Task brief
Give the data below again exactly as written, without its pictures.

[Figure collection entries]
○ ○ ○ ○ ○
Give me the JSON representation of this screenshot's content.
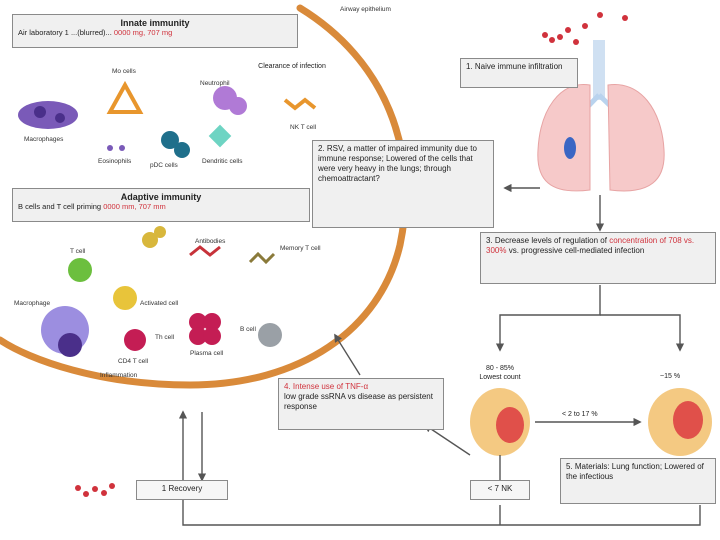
{
  "innate": {
    "title": "Innate immunity",
    "subtitle_prefix": "Air laboratory 1 ...(blurred)...",
    "subtitle_red": "0000 mg, 707 mg",
    "cells": [
      "Mo cells",
      "Neutrophil",
      "Macrophages",
      "Eosinophils",
      "pDC cells",
      "Dendritic cells",
      "NK T cell"
    ]
  },
  "adaptive": {
    "title": "Adaptive immunity",
    "subtitle_prefix": "B cells and T cell priming",
    "subtitle_red": "0000 mm, 707 mm",
    "cells": [
      "T cell",
      "Activated cell",
      "Antibodies",
      "Macrophage",
      "Th cell",
      "Plasma cell",
      "Memory T cell",
      "B cell",
      "CD4 T cell",
      "Inflammation"
    ]
  },
  "clearance_label": "Clearance of infection",
  "top_label": "Airway epithelium",
  "box1": "1. Naive immune infiltration",
  "box2": "2. RSV, a matter of impaired immunity due to immune response; Lowered of the cells that were very heavy in the lungs; through chemoattractant?",
  "box3_prefix": "3. Decrease levels of regulation of",
  "box3_red": "concentration of 708 vs. 300%",
  "box3_suffix": "vs. progressive cell-mediated infection",
  "box4_red": "4. Intense use of TNF-α",
  "box4_rest": "low grade ssRNA vs disease as persistent response",
  "box5": "5. Materials: Lung function; Lowered of the infectious",
  "mild_label": "80 - 85%\nLowest count",
  "severe_label": "~15 %",
  "arrow_label": "< 2 to 17 %",
  "recovery": "1 Recovery",
  "ratio": "< 7 NK"
}
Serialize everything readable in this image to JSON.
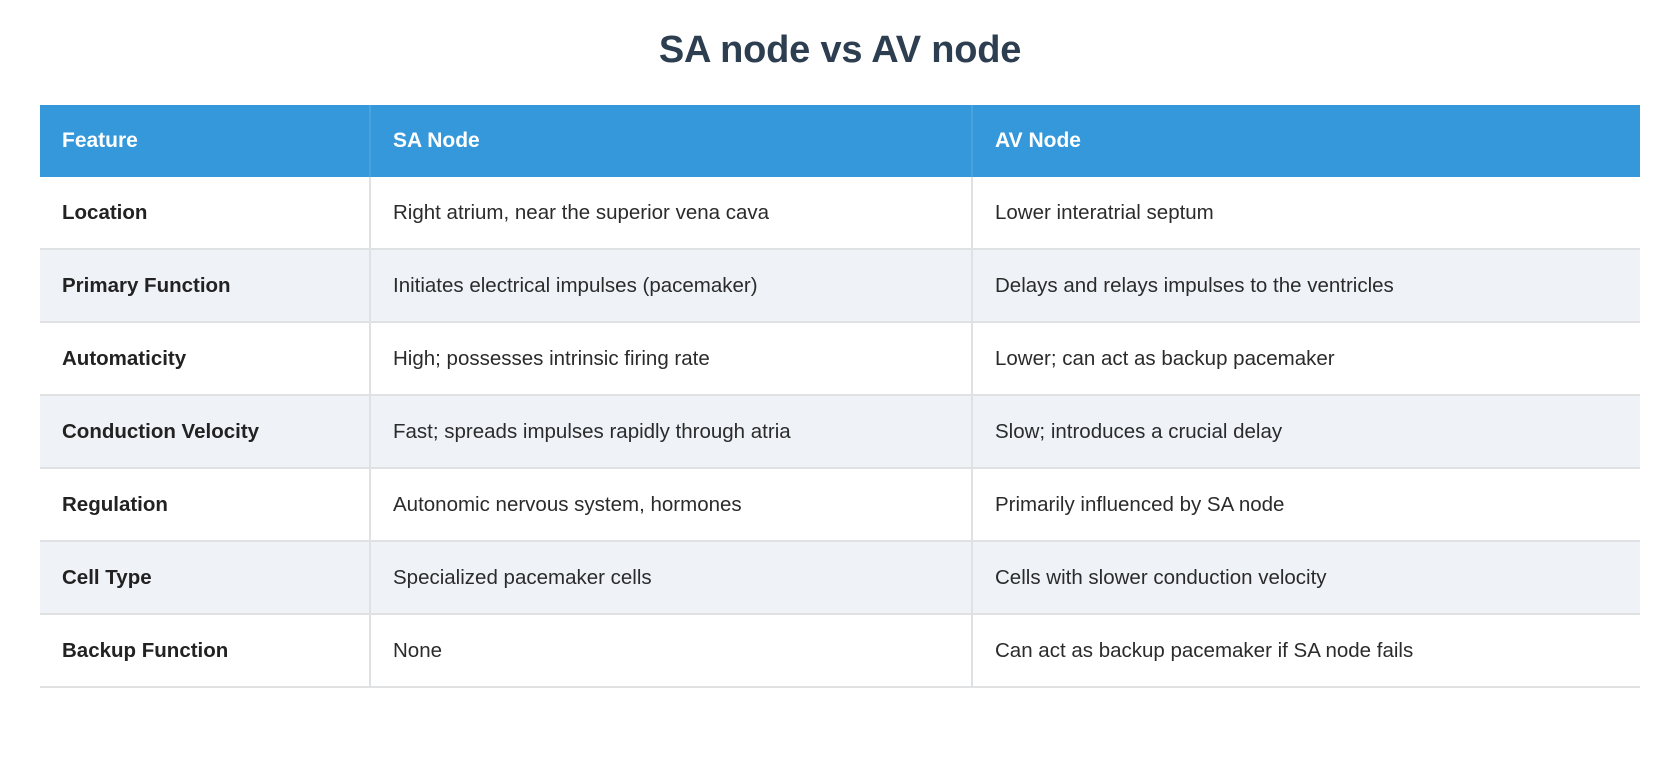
○ ○ ○ ○ ○
Solution to this task
Give me the JSON representation of this screenshot's content.
{
  "innate": {
    "title": "Innate immunity",
    "subtitle_prefix": "Air laboratory 1 ...(blurred)...",
    "subtitle_red": "0000 mg, 707 mg",
    "cells": [
      "Mo cells",
      "Neutrophil",
      "Macrophages",
      "Eosinophils",
      "pDC cells",
      "Dendritic cells",
      "NK T cell"
    ]
  },
  "adaptive": {
    "title": "Adaptive immunity",
    "subtitle_prefix": "B cells and T cell priming",
    "subtitle_red": "0000 mm, 707 mm",
    "cells": [
      "T cell",
      "Activated cell",
      "Antibodies",
      "Macrophage",
      "Th cell",
      "Plasma cell",
      "Memory T cell",
      "B cell",
      "CD4 T cell",
      "Inflammation"
    ]
  },
  "clearance_label": "Clearance of infection",
  "top_label": "Airway epithelium",
  "box1": "1. Naive immune infiltration",
  "box2": "2. RSV, a matter of impaired immunity due to immune response; Lowered of the cells that were very heavy in the lungs; through chemoattractant?",
  "box3_prefix": "3. Decrease levels of regulation of",
  "box3_red": "concentration of 708 vs. 300%",
  "box3_suffix": "vs. progressive cell-mediated infection",
  "box4_red": "4. Intense use of TNF-α",
  "box4_rest": "low grade ssRNA vs disease as persistent response",
  "box5": "5. Materials: Lung function; Lowered of the infectious",
  "mild_label": "80 - 85%\nLowest count",
  "severe_label": "~15 %",
  "arrow_label": "< 2 to 17 %",
  "recovery": "1 Recovery",
  "ratio": "< 7 NK"
}
Serialize everything readable in this image to JSON.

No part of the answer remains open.